EXERCISE:
Leave the pictures out. Return all other data exactly.

------ EXERCISE INPUT

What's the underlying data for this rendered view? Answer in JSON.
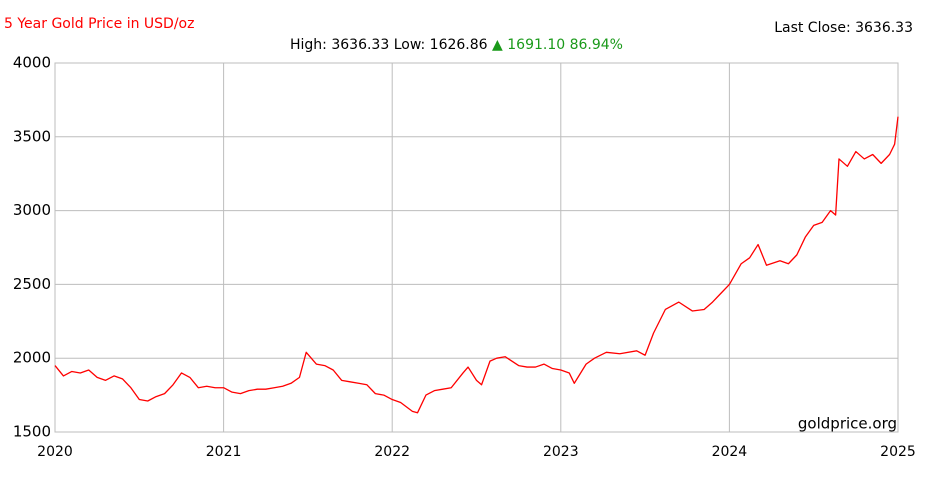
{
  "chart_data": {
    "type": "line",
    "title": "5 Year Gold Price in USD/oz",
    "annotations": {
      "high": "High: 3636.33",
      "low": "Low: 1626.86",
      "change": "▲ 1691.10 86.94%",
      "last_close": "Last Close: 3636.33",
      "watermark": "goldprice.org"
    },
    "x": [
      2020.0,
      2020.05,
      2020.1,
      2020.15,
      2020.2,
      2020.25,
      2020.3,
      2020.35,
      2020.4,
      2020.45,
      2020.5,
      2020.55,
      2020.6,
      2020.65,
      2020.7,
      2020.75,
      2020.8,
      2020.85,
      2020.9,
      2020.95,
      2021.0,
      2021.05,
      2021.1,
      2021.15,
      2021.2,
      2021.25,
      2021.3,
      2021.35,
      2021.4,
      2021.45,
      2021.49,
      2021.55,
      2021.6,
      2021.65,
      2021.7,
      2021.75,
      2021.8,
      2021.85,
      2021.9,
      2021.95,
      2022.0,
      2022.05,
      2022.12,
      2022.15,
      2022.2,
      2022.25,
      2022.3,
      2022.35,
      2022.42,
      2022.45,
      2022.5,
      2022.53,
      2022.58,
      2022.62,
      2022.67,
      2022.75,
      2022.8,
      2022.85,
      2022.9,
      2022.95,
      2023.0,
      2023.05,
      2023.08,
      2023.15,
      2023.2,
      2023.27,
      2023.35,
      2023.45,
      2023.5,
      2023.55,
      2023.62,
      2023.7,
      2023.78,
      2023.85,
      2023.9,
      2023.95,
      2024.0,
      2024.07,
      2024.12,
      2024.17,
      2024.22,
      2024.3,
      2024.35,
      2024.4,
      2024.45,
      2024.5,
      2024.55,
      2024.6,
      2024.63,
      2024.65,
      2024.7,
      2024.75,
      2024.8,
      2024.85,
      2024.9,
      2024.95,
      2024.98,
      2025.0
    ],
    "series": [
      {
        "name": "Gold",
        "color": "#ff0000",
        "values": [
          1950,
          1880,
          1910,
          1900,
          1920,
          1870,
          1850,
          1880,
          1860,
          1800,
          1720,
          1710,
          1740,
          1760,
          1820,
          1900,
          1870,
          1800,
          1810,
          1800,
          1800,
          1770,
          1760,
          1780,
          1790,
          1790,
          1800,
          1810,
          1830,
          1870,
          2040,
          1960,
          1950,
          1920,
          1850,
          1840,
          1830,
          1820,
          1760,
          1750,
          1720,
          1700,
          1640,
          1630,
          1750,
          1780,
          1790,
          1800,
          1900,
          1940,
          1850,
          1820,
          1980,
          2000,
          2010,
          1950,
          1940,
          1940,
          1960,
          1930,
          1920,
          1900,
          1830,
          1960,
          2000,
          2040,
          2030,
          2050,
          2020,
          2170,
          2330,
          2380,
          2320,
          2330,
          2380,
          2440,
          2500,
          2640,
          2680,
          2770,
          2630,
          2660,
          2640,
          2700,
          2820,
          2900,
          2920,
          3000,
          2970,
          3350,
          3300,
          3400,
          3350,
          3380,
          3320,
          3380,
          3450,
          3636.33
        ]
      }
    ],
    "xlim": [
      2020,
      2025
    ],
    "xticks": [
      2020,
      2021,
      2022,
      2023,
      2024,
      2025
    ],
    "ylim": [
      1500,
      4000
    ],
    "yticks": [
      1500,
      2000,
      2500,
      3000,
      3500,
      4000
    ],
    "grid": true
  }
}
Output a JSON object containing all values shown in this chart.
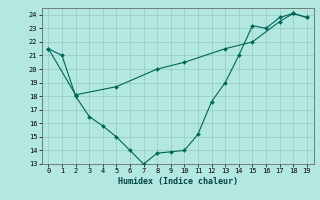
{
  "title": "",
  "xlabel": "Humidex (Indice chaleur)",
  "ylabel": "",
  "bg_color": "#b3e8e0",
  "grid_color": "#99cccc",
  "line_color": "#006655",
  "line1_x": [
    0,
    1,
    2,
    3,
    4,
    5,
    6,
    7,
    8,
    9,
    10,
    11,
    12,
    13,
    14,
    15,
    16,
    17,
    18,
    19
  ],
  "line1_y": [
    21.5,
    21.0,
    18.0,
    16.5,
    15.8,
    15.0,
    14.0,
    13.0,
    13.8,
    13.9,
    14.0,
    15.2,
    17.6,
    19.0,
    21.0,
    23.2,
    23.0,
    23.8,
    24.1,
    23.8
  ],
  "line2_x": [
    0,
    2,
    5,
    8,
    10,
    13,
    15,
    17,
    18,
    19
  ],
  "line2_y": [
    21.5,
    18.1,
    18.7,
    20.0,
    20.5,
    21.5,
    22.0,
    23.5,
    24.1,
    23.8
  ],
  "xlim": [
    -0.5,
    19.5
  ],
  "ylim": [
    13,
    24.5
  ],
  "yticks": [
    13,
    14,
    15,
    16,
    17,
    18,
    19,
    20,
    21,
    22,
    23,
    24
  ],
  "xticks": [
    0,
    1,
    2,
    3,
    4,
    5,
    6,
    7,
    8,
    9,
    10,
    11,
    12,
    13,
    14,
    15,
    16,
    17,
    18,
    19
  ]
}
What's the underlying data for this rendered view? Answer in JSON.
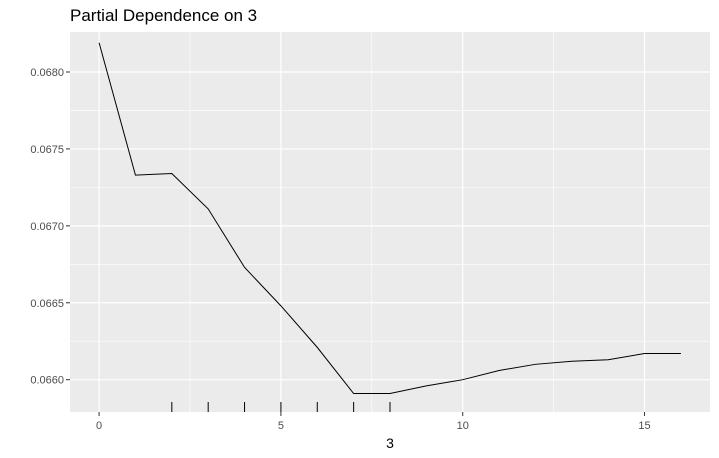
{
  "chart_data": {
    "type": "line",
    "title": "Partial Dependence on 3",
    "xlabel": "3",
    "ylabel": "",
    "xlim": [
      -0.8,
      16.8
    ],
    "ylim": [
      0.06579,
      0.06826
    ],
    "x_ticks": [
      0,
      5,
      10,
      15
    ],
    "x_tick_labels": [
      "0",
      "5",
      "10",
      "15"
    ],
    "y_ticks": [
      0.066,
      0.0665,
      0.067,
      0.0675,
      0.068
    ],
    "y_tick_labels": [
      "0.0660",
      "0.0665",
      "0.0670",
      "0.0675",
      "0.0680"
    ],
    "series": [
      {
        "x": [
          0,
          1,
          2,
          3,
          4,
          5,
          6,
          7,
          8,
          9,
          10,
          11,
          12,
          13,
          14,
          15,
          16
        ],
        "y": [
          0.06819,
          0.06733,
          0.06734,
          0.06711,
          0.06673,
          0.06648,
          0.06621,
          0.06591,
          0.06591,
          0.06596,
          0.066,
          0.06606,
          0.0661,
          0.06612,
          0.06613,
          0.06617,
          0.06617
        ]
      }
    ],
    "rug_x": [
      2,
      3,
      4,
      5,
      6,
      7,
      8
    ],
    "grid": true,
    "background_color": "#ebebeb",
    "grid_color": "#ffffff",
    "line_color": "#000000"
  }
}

------------

REPLY:
What's the underlying data for this rendered view? Answer in JSON.
{
  "chart_data": {
    "type": "line",
    "title": "5 Year Gold Price in USD/oz",
    "annotations": {
      "high": "High: 3636.33",
      "low": "Low: 1626.86",
      "change": "▲ 1691.10 86.94%",
      "last_close": "Last Close: 3636.33",
      "watermark": "goldprice.org"
    },
    "x": [
      2020.0,
      2020.05,
      2020.1,
      2020.15,
      2020.2,
      2020.25,
      2020.3,
      2020.35,
      2020.4,
      2020.45,
      2020.5,
      2020.55,
      2020.6,
      2020.65,
      2020.7,
      2020.75,
      2020.8,
      2020.85,
      2020.9,
      2020.95,
      2021.0,
      2021.05,
      2021.1,
      2021.15,
      2021.2,
      2021.25,
      2021.3,
      2021.35,
      2021.4,
      2021.45,
      2021.49,
      2021.55,
      2021.6,
      2021.65,
      2021.7,
      2021.75,
      2021.8,
      2021.85,
      2021.9,
      2021.95,
      2022.0,
      2022.05,
      2022.12,
      2022.15,
      2022.2,
      2022.25,
      2022.3,
      2022.35,
      2022.42,
      2022.45,
      2022.5,
      2022.53,
      2022.58,
      2022.62,
      2022.67,
      2022.75,
      2022.8,
      2022.85,
      2022.9,
      2022.95,
      2023.0,
      2023.05,
      2023.08,
      2023.15,
      2023.2,
      2023.27,
      2023.35,
      2023.45,
      2023.5,
      2023.55,
      2023.62,
      2023.7,
      2023.78,
      2023.85,
      2023.9,
      2023.95,
      2024.0,
      2024.07,
      2024.12,
      2024.17,
      2024.22,
      2024.3,
      2024.35,
      2024.4,
      2024.45,
      2024.5,
      2024.55,
      2024.6,
      2024.63,
      2024.65,
      2024.7,
      2024.75,
      2024.8,
      2024.85,
      2024.9,
      2024.95,
      2024.98,
      2025.0
    ],
    "series": [
      {
        "name": "Gold",
        "color": "#ff0000",
        "values": [
          1950,
          1880,
          1910,
          1900,
          1920,
          1870,
          1850,
          1880,
          1860,
          1800,
          1720,
          1710,
          1740,
          1760,
          1820,
          1900,
          1870,
          1800,
          1810,
          1800,
          1800,
          1770,
          1760,
          1780,
          1790,
          1790,
          1800,
          1810,
          1830,
          1870,
          2040,
          1960,
          1950,
          1920,
          1850,
          1840,
          1830,
          1820,
          1760,
          1750,
          1720,
          1700,
          1640,
          1630,
          1750,
          1780,
          1790,
          1800,
          1900,
          1940,
          1850,
          1820,
          1980,
          2000,
          2010,
          1950,
          1940,
          1940,
          1960,
          1930,
          1920,
          1900,
          1830,
          1960,
          2000,
          2040,
          2030,
          2050,
          2020,
          2170,
          2330,
          2380,
          2320,
          2330,
          2380,
          2440,
          2500,
          2640,
          2680,
          2770,
          2630,
          2660,
          2640,
          2700,
          2820,
          2900,
          2920,
          3000,
          2970,
          3350,
          3300,
          3400,
          3350,
          3380,
          3320,
          3380,
          3450,
          3636.33
        ]
      }
    ],
    "xlim": [
      2020,
      2025
    ],
    "xticks": [
      2020,
      2021,
      2022,
      2023,
      2024,
      2025
    ],
    "ylim": [
      1500,
      4000
    ],
    "yticks": [
      1500,
      2000,
      2500,
      3000,
      3500,
      4000
    ],
    "grid": true
  }
}
Output a JSON object containing all values shown in this chart.
{
  "title": "",
  "xlabel": "Humidex (Indice chaleur)",
  "ylabel": "",
  "bg_color": "#b3e8e0",
  "grid_color": "#99cccc",
  "line_color": "#006655",
  "line1_x": [
    0,
    1,
    2,
    3,
    4,
    5,
    6,
    7,
    8,
    9,
    10,
    11,
    12,
    13,
    14,
    15,
    16,
    17,
    18,
    19
  ],
  "line1_y": [
    21.5,
    21.0,
    18.0,
    16.5,
    15.8,
    15.0,
    14.0,
    13.0,
    13.8,
    13.9,
    14.0,
    15.2,
    17.6,
    19.0,
    21.0,
    23.2,
    23.0,
    23.8,
    24.1,
    23.8
  ],
  "line2_x": [
    0,
    2,
    5,
    8,
    10,
    13,
    15,
    17,
    18,
    19
  ],
  "line2_y": [
    21.5,
    18.1,
    18.7,
    20.0,
    20.5,
    21.5,
    22.0,
    23.5,
    24.1,
    23.8
  ],
  "xlim": [
    -0.5,
    19.5
  ],
  "ylim": [
    13,
    24.5
  ],
  "yticks": [
    13,
    14,
    15,
    16,
    17,
    18,
    19,
    20,
    21,
    22,
    23,
    24
  ],
  "xticks": [
    0,
    1,
    2,
    3,
    4,
    5,
    6,
    7,
    8,
    9,
    10,
    11,
    12,
    13,
    14,
    15,
    16,
    17,
    18,
    19
  ]
}
What's the underlying data for this rendered view? Answer in JSON.
{
  "chart_data": {
    "type": "line",
    "title": "Partial Dependence on 3",
    "xlabel": "3",
    "ylabel": "",
    "xlim": [
      -0.8,
      16.8
    ],
    "ylim": [
      0.06579,
      0.06826
    ],
    "x_ticks": [
      0,
      5,
      10,
      15
    ],
    "x_tick_labels": [
      "0",
      "5",
      "10",
      "15"
    ],
    "y_ticks": [
      0.066,
      0.0665,
      0.067,
      0.0675,
      0.068
    ],
    "y_tick_labels": [
      "0.0660",
      "0.0665",
      "0.0670",
      "0.0675",
      "0.0680"
    ],
    "series": [
      {
        "x": [
          0,
          1,
          2,
          3,
          4,
          5,
          6,
          7,
          8,
          9,
          10,
          11,
          12,
          13,
          14,
          15,
          16
        ],
        "y": [
          0.06819,
          0.06733,
          0.06734,
          0.06711,
          0.06673,
          0.06648,
          0.06621,
          0.06591,
          0.06591,
          0.06596,
          0.066,
          0.06606,
          0.0661,
          0.06612,
          0.06613,
          0.06617,
          0.06617
        ]
      }
    ],
    "rug_x": [
      2,
      3,
      4,
      5,
      6,
      7,
      8
    ],
    "grid": true,
    "background_color": "#ebebeb",
    "grid_color": "#ffffff",
    "line_color": "#000000"
  }
}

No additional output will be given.